* _Document extract_:
Question

Solve the following initial value problem:-

\[\frac{dy}{dx} + 2y \tan x = \sin x; y = 0\text{ when }x = \frac{\pi}{3}\]

Answer 1

We have, 
\[\frac{dy}{dx} + 2y \tan x = \sin x . . . . . \left( 1 \right)\]
Clearly, it is a linear differential equation of the form 
\[\frac{dy}{dx} + Py = Q\]
\[\text{ where }P = 2\tan x\text{ and }Q = \sin x\]
\[ \therefore I . F . = e^{\int P\ dx} \]
\[ = e^{2\int\tan x dx} \]
\[ = e^{2\log\left| \sec x \right|} = \sec^2 x\]
\[\text{Multiplying both sides of }(1)\text{ by }I.F. = \sec^2 x, \text{ we get }\]
\[ \sec^2 x \left( \frac{dy}{dx} + 2y \tan x \right) = \sec^2 x \times \sin x\]
\[ \Rightarrow \sec^2 x \left( \frac{dy}{dx} + 2y \tan x \right) = \tan x \sec x\]
Integrating both sides with respect to x, we get
\[y \sec^2 x = \int\tan x \sec x dx + C\]
\[ \Rightarrow y \sec^2 x = \sec x + C . . . . . \left( 2 \right)\]
Now, 
\[y\left( \frac{\pi}{3} \right) = 0\]
\[ \therefore 0 \left( \sec\frac{\pi}{3} \right)^2 = \sec\frac{\pi}{3} + C\]
\[ \Rightarrow C = - 2\]
\[\text{ Putting the value of C in }\left( 2 \right),\text{ we get }\]
\[y \sec^2 x = \sec x - 2\]
\[ \Rightarrow y = \cos x - 2 \cos^2 x\]
\[\text{ Hence, }y = \cos x - 2 \cos^2 x\text{ is the required solution.}\]

* _Aim of the task_:
What integrating factor does the worked solution to the initial value problem above use?

* _Stored rows_:
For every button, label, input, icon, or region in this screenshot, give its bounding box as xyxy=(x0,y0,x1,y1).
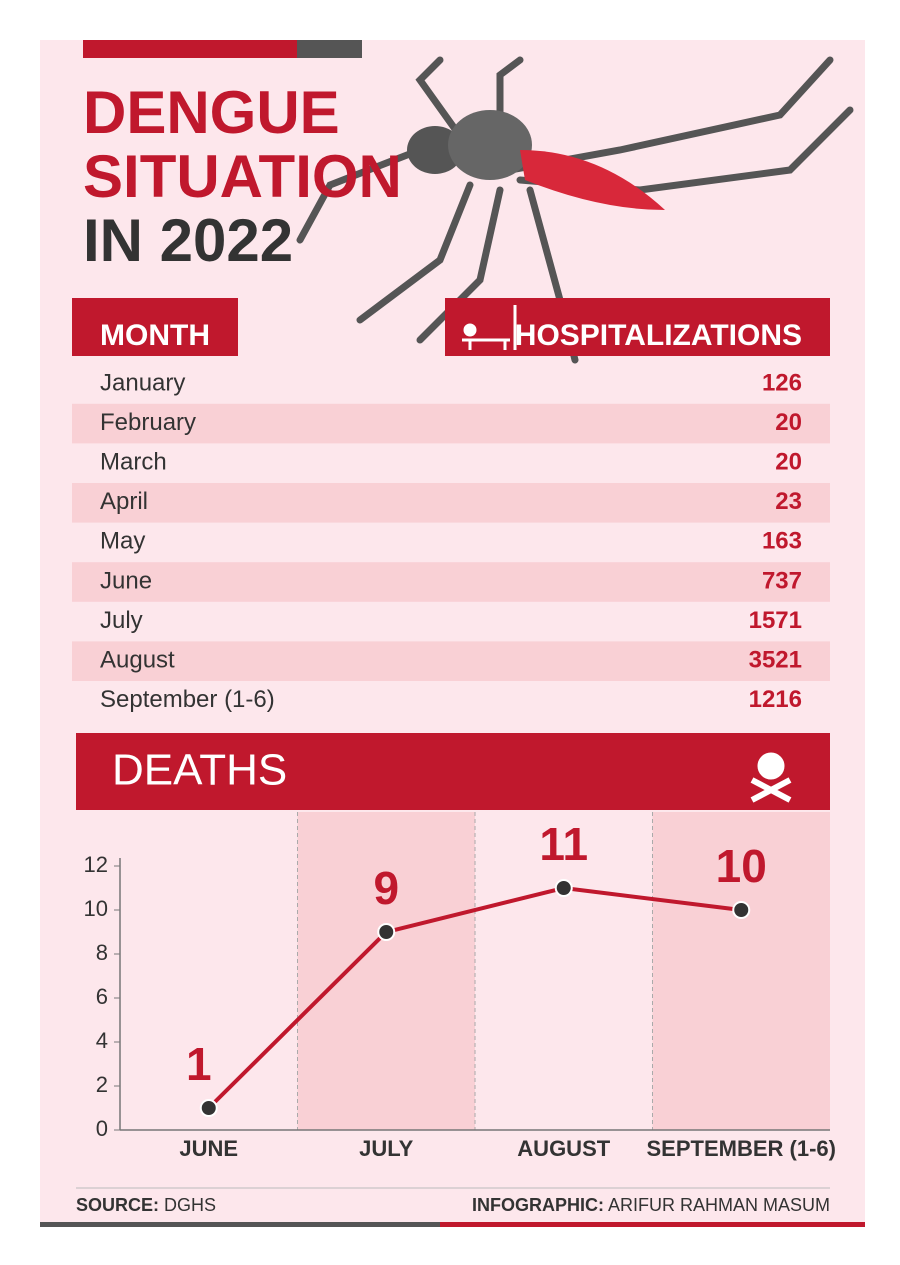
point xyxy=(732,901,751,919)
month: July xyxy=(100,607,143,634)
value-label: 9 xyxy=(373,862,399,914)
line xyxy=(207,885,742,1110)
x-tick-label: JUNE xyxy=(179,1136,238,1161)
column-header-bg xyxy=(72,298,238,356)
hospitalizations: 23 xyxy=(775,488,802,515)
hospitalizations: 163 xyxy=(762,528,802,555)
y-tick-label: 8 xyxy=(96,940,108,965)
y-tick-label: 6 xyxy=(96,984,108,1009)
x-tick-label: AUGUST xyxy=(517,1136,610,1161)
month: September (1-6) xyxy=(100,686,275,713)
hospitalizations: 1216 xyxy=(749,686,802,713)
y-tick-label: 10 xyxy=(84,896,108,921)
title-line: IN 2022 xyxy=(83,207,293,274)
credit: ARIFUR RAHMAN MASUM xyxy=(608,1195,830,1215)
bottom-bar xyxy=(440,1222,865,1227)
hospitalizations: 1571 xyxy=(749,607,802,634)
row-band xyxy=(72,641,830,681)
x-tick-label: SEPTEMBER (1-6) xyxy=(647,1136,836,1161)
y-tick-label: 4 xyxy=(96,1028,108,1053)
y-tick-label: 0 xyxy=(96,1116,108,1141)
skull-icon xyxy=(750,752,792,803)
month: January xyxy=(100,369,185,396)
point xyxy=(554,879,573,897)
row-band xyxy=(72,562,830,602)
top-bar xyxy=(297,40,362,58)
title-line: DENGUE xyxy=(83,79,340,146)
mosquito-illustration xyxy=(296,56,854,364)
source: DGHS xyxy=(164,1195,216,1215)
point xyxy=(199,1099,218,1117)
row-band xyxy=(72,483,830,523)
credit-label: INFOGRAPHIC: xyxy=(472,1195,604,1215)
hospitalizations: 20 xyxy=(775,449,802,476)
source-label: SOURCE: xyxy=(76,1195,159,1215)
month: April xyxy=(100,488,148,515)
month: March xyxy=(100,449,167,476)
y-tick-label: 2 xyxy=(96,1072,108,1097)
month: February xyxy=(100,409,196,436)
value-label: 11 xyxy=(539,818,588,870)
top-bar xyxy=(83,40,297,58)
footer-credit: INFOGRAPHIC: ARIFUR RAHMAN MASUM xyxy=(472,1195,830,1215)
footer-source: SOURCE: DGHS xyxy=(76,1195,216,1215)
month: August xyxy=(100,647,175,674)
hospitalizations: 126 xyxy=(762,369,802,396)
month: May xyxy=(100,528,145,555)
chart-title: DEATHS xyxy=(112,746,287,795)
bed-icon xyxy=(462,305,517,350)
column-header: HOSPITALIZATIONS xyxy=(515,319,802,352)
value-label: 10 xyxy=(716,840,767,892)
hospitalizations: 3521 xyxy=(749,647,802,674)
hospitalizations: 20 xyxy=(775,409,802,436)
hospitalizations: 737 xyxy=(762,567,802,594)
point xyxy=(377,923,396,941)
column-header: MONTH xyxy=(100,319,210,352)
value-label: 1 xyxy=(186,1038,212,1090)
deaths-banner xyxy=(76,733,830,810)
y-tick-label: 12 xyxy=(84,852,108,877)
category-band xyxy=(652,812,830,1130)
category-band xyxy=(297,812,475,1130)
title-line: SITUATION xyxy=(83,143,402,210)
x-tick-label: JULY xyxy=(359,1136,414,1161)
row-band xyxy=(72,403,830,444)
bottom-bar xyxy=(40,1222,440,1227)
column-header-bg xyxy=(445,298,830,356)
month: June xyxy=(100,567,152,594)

* _Task result_:
sec² x